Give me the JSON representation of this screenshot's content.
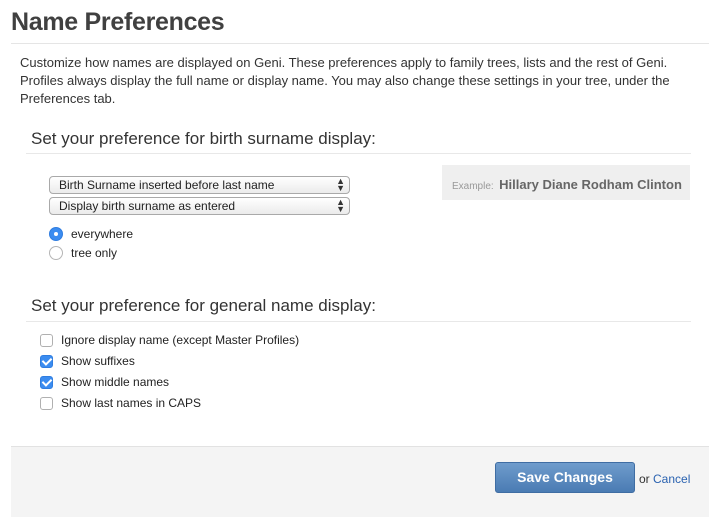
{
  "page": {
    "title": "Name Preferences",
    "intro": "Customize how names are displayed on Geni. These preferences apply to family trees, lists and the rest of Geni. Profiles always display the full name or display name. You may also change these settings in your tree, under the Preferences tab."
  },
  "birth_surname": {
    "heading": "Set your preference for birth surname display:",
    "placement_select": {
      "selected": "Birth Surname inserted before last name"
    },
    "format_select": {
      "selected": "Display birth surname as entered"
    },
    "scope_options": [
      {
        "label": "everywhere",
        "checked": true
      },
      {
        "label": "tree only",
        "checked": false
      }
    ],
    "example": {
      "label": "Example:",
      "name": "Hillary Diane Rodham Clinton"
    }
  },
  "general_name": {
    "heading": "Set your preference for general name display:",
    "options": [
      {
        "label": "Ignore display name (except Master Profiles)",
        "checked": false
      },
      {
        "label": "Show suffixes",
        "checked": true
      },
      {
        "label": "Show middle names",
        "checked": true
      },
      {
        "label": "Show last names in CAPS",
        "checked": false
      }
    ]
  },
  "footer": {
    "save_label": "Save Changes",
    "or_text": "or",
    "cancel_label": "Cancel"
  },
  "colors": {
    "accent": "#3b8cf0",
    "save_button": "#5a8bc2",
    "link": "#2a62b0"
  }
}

- Written request:
Write out all the entries exactly, except for the pictures.

- Result of the exercise:
Give me the JSON representation of this screenshot's content.
{
  "page": {
    "title": "Name Preferences",
    "intro": "Customize how names are displayed on Geni. These preferences apply to family trees, lists and the rest of Geni. Profiles always display the full name or display name. You may also change these settings in your tree, under the Preferences tab."
  },
  "birth_surname": {
    "heading": "Set your preference for birth surname display:",
    "placement_select": {
      "selected": "Birth Surname inserted before last name"
    },
    "format_select": {
      "selected": "Display birth surname as entered"
    },
    "scope_options": [
      {
        "label": "everywhere",
        "checked": true
      },
      {
        "label": "tree only",
        "checked": false
      }
    ],
    "example": {
      "label": "Example:",
      "name": "Hillary Diane Rodham Clinton"
    }
  },
  "general_name": {
    "heading": "Set your preference for general name display:",
    "options": [
      {
        "label": "Ignore display name (except Master Profiles)",
        "checked": false
      },
      {
        "label": "Show suffixes",
        "checked": true
      },
      {
        "label": "Show middle names",
        "checked": true
      },
      {
        "label": "Show last names in CAPS",
        "checked": false
      }
    ]
  },
  "footer": {
    "save_label": "Save Changes",
    "or_text": "or",
    "cancel_label": "Cancel"
  },
  "colors": {
    "accent": "#3b8cf0",
    "save_button": "#5a8bc2",
    "link": "#2a62b0"
  }
}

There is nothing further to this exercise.